**BRIEF A**
List every website, publication, and device mentioned by name in the LibriVox review.
**BRIEF B**
Extend the LibriVox review past its final paragraph.

**SOURCE TEXT**
-------------------------
LibriVox - a free source of audiobooks on the web

8 July 2009

Isn't reading books a chore? How much boring could it possibly be? And if you're blind, it's so dull that your eyes can't be bothered to even look. Yep, reading books is surely the dullest past-time anybody could bother with. And the slap in the face is, it's not even free! You have to pay for books to be bored senseless! Unless you join a library. Either way it's an insult.

The likes of audible.com have tried to rectify this by producing audio readings of said books, but they cost money too. But if you have no cash to flash and you don't mind listening to the classics rather than the current Times bestseller list, then have a play around with LibriVox.

The site uses volunteers to record chapters of books that are available in the public domain - those that are no longer held in copyright. Their aim is to record all books available in the public domain, which is an endless task since more are released from copyright every day. For example, the works of Charles Dickens are available, as are those of Mark Twain - both have been dead long enough for copyright not to be an issue anymore.

To be honest, the quality is very hit and miss. Some are presented professionally, while others are presented by nasal Australians with no sense of timing or pronunciation or the ability to read. At best, it's a free way to create a collection of audio books for your iPod. At worst, it's like waterboarding for the ears. But it's free, dammit, and if you don't like them you can volunteer and record your own.
-------------------------
**DATA**
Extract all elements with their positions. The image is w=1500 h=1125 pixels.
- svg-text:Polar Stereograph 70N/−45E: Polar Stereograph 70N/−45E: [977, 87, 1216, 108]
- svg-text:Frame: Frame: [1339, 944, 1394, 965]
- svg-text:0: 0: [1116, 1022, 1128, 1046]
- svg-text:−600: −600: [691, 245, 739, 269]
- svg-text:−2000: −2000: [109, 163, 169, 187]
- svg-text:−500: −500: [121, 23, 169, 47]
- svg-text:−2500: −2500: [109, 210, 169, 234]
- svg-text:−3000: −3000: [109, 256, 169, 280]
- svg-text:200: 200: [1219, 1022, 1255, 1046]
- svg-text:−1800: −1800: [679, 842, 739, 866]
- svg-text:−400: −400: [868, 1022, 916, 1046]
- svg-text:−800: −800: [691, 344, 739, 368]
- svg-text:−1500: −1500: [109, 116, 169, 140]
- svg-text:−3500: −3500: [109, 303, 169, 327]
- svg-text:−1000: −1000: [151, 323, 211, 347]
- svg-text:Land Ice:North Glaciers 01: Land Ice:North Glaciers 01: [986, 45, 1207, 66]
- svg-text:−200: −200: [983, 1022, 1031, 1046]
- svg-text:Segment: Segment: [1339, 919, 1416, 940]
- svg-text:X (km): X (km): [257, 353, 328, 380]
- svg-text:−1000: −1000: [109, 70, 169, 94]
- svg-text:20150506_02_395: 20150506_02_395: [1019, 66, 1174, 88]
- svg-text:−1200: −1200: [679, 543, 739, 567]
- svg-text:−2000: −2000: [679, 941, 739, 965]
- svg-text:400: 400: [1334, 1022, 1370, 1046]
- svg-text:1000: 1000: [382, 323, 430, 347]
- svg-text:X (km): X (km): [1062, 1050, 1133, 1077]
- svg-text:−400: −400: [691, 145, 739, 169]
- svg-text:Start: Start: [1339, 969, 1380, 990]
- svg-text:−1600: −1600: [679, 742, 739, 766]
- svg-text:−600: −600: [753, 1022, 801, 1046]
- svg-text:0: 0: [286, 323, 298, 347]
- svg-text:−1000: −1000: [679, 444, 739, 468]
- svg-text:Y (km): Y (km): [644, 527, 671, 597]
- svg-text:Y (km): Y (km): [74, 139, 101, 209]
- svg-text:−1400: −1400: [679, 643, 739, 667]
-------------------------
**TASK ANSWER A**
LibriVox, audible.com, the Times, iPod

**TASK ANSWER B**
5 comments

  • Tim
    I ahem "read" Moby Dick this way. For years I'd wondered what it was all about. The guy who read it wasn't too bad either. I thought that was pretty good, so I downloaded the Island of Dr Moreau, wow what a contrast it was very poorly read and I gave up after about 3 chapters. Take your chances and you might get lucky. Download enough and you may get to recognise a few people who have a talent for reading them aloud, people who can keep the same vocal styles for each character. Best advice for audio books though is the audible offers, sign up for a free offer or two for one, then quit as soon as you download your free book, then in a couple of months time when they send you a "we want you back" email do it again
  • Andy
    Audible.co.uk and Audacity. A software match made in heaven.
  • There's p.
    Nothing like a cheap shot at blind people! Paul, why didn't you cut it as a professional journalist again?
  • Paul S.
    I don't know to be honest with you, though I don't recall ever attempting to train or secure employment as one. Odd that.
  • Nobby
    These are not as much fun as those read by speech synthesiser. At least with those you could pretend Stephen Hawking was reading you a bedtime story.